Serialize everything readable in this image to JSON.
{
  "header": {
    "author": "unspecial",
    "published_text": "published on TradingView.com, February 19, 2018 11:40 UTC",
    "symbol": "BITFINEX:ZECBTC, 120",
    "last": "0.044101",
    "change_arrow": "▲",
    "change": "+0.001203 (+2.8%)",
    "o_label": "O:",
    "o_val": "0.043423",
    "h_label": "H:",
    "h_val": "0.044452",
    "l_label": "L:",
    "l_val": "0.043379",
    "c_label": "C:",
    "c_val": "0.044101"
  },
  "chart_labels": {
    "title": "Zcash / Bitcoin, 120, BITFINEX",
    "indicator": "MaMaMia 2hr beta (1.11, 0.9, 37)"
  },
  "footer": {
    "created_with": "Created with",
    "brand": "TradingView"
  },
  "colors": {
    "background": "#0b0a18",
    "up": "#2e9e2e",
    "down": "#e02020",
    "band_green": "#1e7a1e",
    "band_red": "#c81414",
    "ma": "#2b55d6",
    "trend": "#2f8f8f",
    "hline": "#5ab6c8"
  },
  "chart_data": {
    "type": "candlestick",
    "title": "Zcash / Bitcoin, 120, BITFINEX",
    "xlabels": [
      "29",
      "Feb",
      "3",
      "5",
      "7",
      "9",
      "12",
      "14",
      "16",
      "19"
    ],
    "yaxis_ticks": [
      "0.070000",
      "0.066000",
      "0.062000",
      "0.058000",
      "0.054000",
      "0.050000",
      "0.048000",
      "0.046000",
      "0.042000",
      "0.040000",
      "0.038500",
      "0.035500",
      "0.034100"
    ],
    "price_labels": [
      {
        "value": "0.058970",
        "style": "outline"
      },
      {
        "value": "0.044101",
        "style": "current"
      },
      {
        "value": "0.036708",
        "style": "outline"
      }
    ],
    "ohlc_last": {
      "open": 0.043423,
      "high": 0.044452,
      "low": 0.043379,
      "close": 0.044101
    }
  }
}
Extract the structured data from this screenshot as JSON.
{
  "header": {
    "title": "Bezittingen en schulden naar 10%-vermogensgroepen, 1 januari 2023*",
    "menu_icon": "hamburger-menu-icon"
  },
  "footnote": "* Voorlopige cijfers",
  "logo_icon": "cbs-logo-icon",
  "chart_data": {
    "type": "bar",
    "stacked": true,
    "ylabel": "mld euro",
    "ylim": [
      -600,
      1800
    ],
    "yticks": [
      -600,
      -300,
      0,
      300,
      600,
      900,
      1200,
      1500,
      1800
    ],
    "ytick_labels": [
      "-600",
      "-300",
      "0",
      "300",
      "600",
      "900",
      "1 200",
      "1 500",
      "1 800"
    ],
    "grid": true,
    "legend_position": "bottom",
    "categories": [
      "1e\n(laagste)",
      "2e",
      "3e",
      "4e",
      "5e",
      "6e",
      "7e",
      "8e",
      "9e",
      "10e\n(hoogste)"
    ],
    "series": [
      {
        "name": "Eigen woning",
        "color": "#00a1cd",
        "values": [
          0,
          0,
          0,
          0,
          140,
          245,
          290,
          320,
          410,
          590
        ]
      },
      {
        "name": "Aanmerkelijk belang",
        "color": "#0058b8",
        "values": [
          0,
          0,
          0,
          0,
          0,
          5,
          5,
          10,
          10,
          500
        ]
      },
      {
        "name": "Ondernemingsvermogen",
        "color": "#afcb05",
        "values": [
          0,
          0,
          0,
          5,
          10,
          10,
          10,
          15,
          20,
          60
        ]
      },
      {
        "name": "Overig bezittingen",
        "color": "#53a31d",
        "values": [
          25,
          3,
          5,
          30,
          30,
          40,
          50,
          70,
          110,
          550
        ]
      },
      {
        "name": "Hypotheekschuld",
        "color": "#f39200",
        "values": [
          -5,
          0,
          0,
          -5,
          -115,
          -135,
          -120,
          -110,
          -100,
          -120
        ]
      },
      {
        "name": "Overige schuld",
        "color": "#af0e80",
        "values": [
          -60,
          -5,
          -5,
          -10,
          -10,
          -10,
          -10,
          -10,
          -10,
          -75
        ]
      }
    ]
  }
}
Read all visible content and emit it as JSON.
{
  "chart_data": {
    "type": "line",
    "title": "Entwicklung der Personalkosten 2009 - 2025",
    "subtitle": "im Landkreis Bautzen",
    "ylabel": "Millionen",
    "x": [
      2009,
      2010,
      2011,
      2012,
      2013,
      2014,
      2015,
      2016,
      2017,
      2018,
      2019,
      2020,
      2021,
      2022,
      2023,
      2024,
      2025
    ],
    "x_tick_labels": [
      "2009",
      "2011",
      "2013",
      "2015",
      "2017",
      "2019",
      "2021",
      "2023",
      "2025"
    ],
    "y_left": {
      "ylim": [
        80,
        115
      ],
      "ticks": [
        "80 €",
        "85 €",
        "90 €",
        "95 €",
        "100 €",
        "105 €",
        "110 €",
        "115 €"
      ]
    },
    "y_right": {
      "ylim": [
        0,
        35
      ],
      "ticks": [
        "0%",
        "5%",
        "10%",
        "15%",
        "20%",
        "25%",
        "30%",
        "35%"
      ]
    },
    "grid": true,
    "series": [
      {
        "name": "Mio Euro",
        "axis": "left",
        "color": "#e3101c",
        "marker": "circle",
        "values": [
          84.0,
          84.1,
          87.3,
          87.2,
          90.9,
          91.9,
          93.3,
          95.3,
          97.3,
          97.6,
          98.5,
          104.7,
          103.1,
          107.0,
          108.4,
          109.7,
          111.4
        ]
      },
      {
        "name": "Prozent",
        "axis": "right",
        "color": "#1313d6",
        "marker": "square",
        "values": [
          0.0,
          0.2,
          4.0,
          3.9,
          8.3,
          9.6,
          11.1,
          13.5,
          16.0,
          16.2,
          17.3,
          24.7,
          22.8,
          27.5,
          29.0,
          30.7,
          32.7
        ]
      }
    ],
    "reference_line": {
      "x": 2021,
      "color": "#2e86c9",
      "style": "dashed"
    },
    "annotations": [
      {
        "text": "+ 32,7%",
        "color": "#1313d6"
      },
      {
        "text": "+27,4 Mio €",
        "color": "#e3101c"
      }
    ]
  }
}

§ **Request**:
In the listing, how many lines hold "name"? Answer with a bare number.

§ **Result for this task**:
8